___ DATA EXTRACT ___

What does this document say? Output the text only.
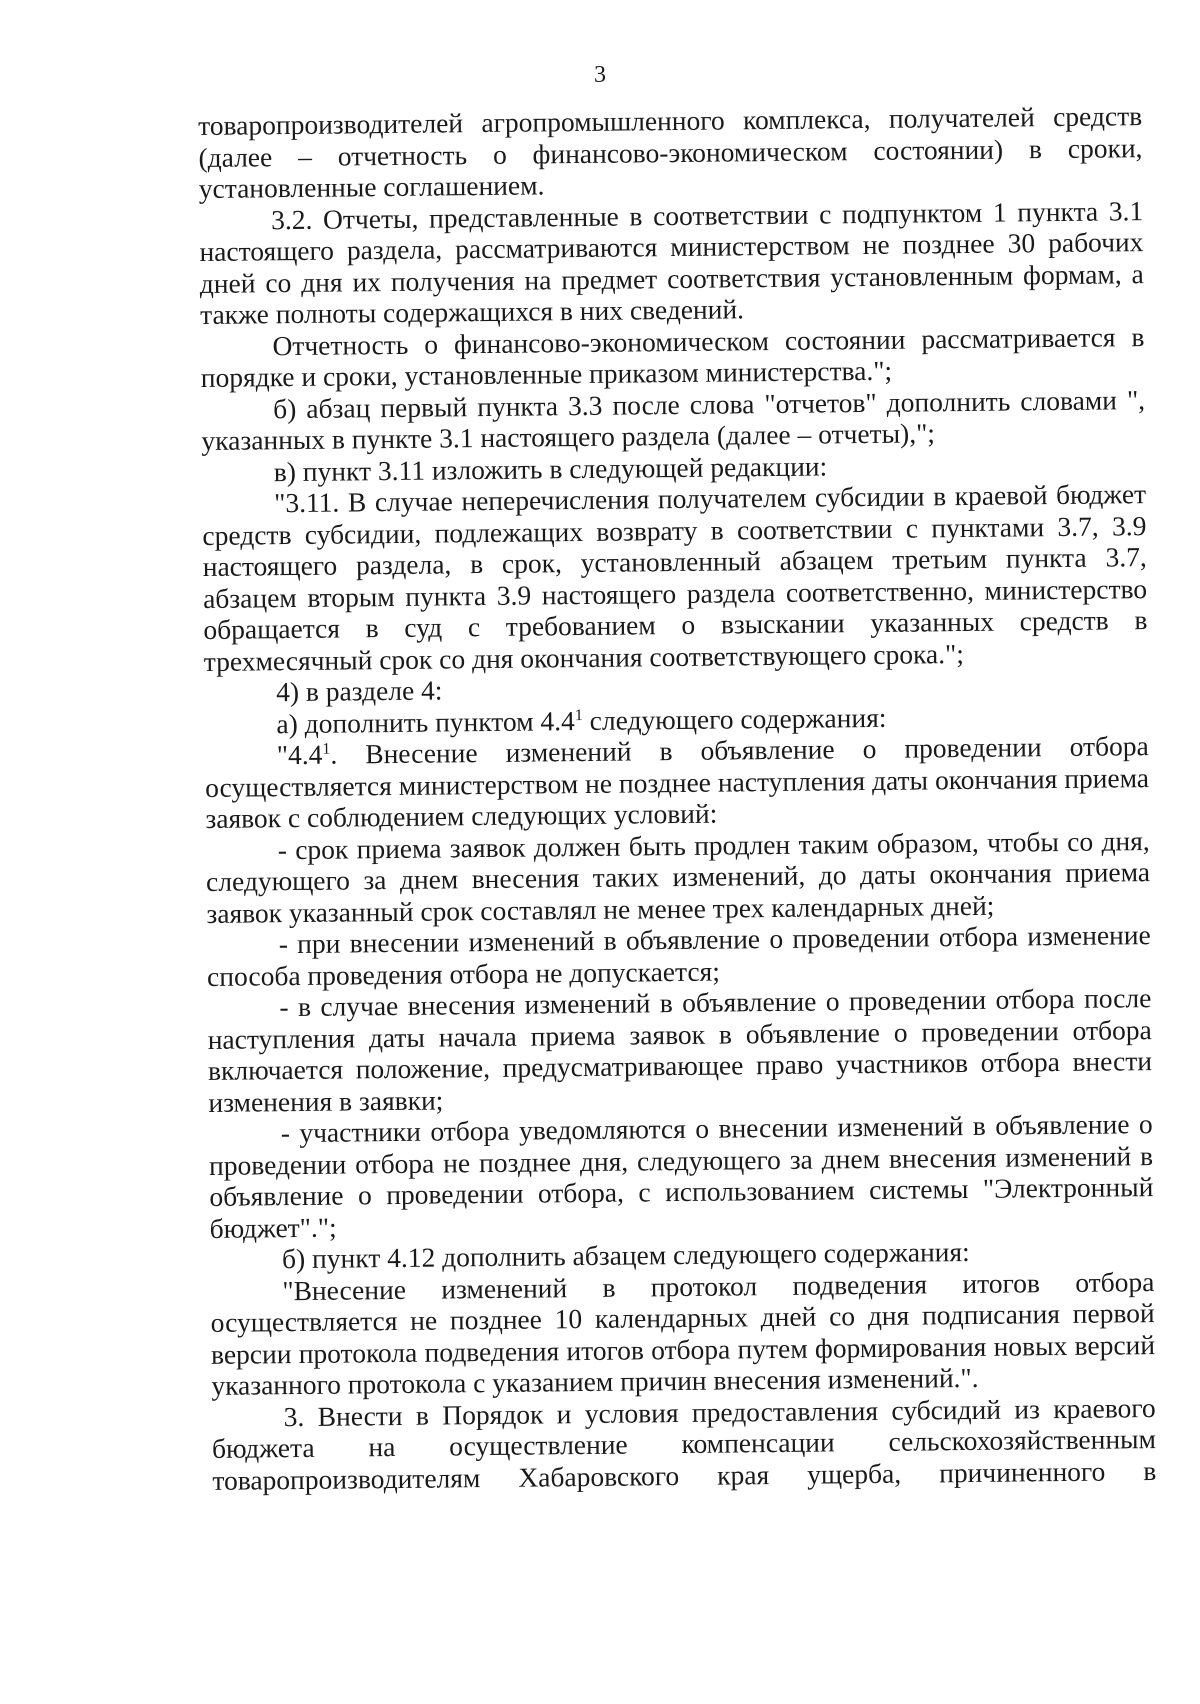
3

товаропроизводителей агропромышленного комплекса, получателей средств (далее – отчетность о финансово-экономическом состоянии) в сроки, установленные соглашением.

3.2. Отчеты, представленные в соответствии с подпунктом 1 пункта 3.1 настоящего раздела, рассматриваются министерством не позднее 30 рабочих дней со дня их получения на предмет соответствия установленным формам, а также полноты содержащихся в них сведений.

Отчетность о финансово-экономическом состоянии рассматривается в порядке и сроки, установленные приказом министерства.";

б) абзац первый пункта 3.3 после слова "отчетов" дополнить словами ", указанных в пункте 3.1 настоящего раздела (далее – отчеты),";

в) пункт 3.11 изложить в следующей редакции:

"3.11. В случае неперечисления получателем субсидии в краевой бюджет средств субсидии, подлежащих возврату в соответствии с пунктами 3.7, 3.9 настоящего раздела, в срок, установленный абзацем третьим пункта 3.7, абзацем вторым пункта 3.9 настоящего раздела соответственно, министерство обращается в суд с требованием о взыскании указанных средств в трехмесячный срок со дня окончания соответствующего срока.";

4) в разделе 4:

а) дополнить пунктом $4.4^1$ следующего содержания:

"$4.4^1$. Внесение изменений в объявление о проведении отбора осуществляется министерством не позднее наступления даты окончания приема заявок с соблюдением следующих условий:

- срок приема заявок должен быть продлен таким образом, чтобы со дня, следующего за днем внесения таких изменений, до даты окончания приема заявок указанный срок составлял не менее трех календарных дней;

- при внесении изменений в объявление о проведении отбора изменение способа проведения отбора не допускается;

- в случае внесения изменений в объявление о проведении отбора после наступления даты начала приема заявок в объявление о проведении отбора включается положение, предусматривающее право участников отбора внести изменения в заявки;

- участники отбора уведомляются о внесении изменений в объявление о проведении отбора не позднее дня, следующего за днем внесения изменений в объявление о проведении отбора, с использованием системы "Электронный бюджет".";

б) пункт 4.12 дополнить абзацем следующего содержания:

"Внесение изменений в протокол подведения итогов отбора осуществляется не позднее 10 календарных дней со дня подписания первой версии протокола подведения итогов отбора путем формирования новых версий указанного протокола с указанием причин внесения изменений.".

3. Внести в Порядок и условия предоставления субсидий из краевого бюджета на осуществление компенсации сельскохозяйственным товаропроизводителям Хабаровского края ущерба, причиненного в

___

WHAT IS EXPECTED: Transcribe the material exactly, and leave out whatever pictures it holds.

EXERCISE RESULT:
What does this document say? Output the text only.
3

товаропроизводителей агропромышленного комплекса, получателей средств (далее – отчетность о финансово-экономическом состоянии) в сроки, установленные соглашением.

3.2. Отчеты, представленные в соответствии с подпунктом 1 пункта 3.1 настоящего раздела, рассматриваются министерством не позднее 30 рабочих дней со дня их получения на предмет соответствия установленным формам, а также полноты содержащихся в них сведений.

Отчетность о финансово-экономическом состоянии рассматривается в порядке и сроки, установленные приказом министерства.";

б) абзац первый пункта 3.3 после слова "отчетов" дополнить словами ", указанных в пункте 3.1 настоящего раздела (далее – отчеты),";

в) пункт 3.11 изложить в следующей редакции:

"3.11. В случае неперечисления получателем субсидии в краевой бюджет средств субсидии, подлежащих возврату в соответствии с пунктами 3.7, 3.9 настоящего раздела, в срок, установленный абзацем третьим пункта 3.7, абзацем вторым пункта 3.9 настоящего раздела соответственно, министерство обращается в суд с требованием о взыскании указанных средств в трехмесячный срок со дня окончания соответствующего срока.";

4) в разделе 4:

а) дополнить пунктом $4.4^1$ следующего содержания:

"$4.4^1$. Внесение изменений в объявление о проведении отбора осуществляется министерством не позднее наступления даты окончания приема заявок с соблюдением следующих условий:

- срок приема заявок должен быть продлен таким образом, чтобы со дня, следующего за днем внесения таких изменений, до даты окончания приема заявок указанный срок составлял не менее трех календарных дней;

- при внесении изменений в объявление о проведении отбора изменение способа проведения отбора не допускается;

- в случае внесения изменений в объявление о проведении отбора после наступления даты начала приема заявок в объявление о проведении отбора включается положение, предусматривающее право участников отбора внести изменения в заявки;

- участники отбора уведомляются о внесении изменений в объявление о проведении отбора не позднее дня, следующего за днем внесения изменений в объявление о проведении отбора, с использованием системы "Электронный бюджет".";

б) пункт 4.12 дополнить абзацем следующего содержания:

"Внесение изменений в протокол подведения итогов отбора осуществляется не позднее 10 календарных дней со дня подписания первой версии протокола подведения итогов отбора путем формирования новых версий указанного протокола с указанием причин внесения изменений.".

3. Внести в Порядок и условия предоставления субсидий из краевого бюджета на осуществление компенсации сельскохозяйственным товаропроизводителям Хабаровского края ущерба, причиненного в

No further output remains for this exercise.